_Dataset listings of figures_.
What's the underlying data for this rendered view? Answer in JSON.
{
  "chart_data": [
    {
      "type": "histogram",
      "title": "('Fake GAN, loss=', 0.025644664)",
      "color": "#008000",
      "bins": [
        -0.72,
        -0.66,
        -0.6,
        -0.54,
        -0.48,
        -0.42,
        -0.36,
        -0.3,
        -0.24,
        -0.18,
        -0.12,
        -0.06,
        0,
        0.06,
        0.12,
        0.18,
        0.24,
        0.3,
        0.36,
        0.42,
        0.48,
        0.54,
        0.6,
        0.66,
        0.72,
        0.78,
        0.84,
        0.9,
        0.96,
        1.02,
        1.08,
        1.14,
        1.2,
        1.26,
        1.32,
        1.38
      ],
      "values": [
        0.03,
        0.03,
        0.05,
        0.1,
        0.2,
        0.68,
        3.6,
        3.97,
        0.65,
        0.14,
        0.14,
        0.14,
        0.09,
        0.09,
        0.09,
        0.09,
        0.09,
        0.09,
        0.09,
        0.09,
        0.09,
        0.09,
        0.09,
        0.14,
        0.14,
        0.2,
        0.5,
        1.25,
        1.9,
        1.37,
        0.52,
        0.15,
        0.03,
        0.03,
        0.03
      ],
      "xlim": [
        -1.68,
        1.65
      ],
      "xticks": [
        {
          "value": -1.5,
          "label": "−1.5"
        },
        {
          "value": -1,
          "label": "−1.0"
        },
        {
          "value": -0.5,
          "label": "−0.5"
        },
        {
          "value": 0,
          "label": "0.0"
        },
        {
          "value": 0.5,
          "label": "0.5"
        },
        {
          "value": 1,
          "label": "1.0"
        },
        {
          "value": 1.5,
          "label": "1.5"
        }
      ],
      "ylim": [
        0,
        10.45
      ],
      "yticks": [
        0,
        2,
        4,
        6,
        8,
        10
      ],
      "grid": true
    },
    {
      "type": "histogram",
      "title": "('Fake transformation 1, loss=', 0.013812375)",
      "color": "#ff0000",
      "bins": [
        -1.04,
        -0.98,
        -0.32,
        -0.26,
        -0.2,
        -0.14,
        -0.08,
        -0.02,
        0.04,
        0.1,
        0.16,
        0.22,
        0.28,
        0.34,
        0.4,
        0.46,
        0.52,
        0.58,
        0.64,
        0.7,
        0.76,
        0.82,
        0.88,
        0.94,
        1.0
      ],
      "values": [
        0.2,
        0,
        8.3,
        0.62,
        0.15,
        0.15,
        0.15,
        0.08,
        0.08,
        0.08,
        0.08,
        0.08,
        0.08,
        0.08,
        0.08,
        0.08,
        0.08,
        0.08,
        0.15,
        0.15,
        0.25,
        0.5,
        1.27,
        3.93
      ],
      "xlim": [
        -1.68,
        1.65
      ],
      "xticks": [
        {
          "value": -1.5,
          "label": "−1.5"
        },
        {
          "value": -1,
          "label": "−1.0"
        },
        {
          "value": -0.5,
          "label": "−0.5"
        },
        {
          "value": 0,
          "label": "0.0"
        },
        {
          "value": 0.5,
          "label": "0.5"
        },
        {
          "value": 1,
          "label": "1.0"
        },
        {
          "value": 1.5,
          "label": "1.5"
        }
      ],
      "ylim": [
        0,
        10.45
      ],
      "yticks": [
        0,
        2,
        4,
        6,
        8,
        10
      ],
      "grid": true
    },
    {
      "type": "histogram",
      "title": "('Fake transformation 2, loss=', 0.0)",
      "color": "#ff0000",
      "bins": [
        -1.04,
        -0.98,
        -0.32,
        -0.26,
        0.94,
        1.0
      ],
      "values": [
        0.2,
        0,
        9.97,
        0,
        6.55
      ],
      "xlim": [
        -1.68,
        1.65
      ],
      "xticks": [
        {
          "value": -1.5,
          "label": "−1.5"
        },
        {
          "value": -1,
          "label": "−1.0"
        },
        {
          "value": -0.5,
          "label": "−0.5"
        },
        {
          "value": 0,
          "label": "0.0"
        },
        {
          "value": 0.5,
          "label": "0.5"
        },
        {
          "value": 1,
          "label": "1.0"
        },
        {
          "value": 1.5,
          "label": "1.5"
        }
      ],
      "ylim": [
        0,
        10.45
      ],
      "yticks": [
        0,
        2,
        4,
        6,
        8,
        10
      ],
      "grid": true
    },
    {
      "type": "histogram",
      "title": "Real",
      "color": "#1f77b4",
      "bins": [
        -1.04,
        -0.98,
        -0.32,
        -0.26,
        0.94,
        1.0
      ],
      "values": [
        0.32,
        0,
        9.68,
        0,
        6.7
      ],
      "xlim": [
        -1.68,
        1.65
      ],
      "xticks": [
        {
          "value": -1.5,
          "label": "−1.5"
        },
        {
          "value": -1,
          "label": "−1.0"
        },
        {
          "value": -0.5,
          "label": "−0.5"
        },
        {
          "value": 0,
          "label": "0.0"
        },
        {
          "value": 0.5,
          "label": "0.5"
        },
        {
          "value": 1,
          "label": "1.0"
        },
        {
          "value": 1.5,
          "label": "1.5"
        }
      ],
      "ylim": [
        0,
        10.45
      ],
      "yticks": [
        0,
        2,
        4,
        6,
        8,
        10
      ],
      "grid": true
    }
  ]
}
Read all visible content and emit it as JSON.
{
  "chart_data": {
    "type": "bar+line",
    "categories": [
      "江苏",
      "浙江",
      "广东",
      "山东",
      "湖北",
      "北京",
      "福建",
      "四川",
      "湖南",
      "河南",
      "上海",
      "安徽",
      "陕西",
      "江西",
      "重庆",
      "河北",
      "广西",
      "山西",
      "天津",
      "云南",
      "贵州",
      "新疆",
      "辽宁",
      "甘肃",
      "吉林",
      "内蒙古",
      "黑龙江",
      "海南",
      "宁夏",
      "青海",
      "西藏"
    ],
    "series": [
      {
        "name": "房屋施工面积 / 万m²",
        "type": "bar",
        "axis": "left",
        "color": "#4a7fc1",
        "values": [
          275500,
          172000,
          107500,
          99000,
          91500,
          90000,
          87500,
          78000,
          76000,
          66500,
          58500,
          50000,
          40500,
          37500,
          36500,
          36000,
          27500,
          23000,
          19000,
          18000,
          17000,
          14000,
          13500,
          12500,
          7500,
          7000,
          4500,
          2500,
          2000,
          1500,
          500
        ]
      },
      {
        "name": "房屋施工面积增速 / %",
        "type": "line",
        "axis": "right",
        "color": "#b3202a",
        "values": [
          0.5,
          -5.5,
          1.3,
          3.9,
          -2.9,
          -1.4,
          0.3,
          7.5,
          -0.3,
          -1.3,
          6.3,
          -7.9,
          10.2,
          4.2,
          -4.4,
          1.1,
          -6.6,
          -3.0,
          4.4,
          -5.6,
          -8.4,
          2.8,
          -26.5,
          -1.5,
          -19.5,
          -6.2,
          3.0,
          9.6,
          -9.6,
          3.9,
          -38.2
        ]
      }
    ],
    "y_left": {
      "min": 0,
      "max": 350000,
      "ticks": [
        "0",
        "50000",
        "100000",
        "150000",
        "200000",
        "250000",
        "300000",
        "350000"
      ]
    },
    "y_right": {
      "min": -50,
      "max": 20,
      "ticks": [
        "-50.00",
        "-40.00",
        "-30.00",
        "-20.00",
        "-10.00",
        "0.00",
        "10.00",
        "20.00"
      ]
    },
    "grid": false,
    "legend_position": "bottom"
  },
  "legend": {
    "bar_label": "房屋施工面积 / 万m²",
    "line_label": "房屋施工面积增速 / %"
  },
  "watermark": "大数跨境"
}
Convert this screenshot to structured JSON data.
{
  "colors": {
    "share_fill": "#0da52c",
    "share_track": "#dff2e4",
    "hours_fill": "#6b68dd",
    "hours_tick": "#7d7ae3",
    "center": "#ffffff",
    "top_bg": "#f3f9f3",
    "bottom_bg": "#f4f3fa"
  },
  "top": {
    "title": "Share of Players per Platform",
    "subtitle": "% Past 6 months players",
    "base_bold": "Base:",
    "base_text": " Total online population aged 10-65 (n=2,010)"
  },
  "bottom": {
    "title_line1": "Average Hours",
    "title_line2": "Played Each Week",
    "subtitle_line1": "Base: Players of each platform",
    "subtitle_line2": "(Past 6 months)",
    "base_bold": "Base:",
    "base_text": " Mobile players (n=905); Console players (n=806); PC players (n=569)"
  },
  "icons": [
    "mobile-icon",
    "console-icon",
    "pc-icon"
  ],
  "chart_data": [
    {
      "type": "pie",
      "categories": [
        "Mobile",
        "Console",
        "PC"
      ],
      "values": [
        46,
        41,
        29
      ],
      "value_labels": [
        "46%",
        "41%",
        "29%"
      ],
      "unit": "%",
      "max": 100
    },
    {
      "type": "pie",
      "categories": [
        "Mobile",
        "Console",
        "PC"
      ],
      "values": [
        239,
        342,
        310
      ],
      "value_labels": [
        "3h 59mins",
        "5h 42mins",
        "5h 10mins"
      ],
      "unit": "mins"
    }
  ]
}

_What to work on_. Copy only the stretch running from the line containing "Convert this screenshot" to the final line of the entries, both ends included, exactly as it stands.

_Exercise solution_.
Convert this screenshot to structured JSON data.
{
  "colors": {
    "share_fill": "#0da52c",
    "share_track": "#dff2e4",
    "hours_fill": "#6b68dd",
    "hours_tick": "#7d7ae3",
    "center": "#ffffff",
    "top_bg": "#f3f9f3",
    "bottom_bg": "#f4f3fa"
  },
  "top": {
    "title": "Share of Players per Platform",
    "subtitle": "% Past 6 months players",
    "base_bold": "Base:",
    "base_text": " Total online population aged 10-65 (n=2,010)"
  },
  "bottom": {
    "title_line1": "Average Hours",
    "title_line2": "Played Each Week",
    "subtitle_line1": "Base: Players of each platform",
    "subtitle_line2": "(Past 6 months)",
    "base_bold": "Base:",
    "base_text": " Mobile players (n=905); Console players (n=806); PC players (n=569)"
  },
  "icons": [
    "mobile-icon",
    "console-icon",
    "pc-icon"
  ],
  "chart_data": [
    {
      "type": "pie",
      "categories": [
        "Mobile",
        "Console",
        "PC"
      ],
      "values": [
        46,
        41,
        29
      ],
      "value_labels": [
        "46%",
        "41%",
        "29%"
      ],
      "unit": "%",
      "max": 100
    },
    {
      "type": "pie",
      "categories": [
        "Mobile",
        "Console",
        "PC"
      ],
      "values": [
        239,
        342,
        310
      ],
      "value_labels": [
        "3h 59mins",
        "5h 42mins",
        "5h 10mins"
      ],
      "unit": "mins"
    }
  ]
}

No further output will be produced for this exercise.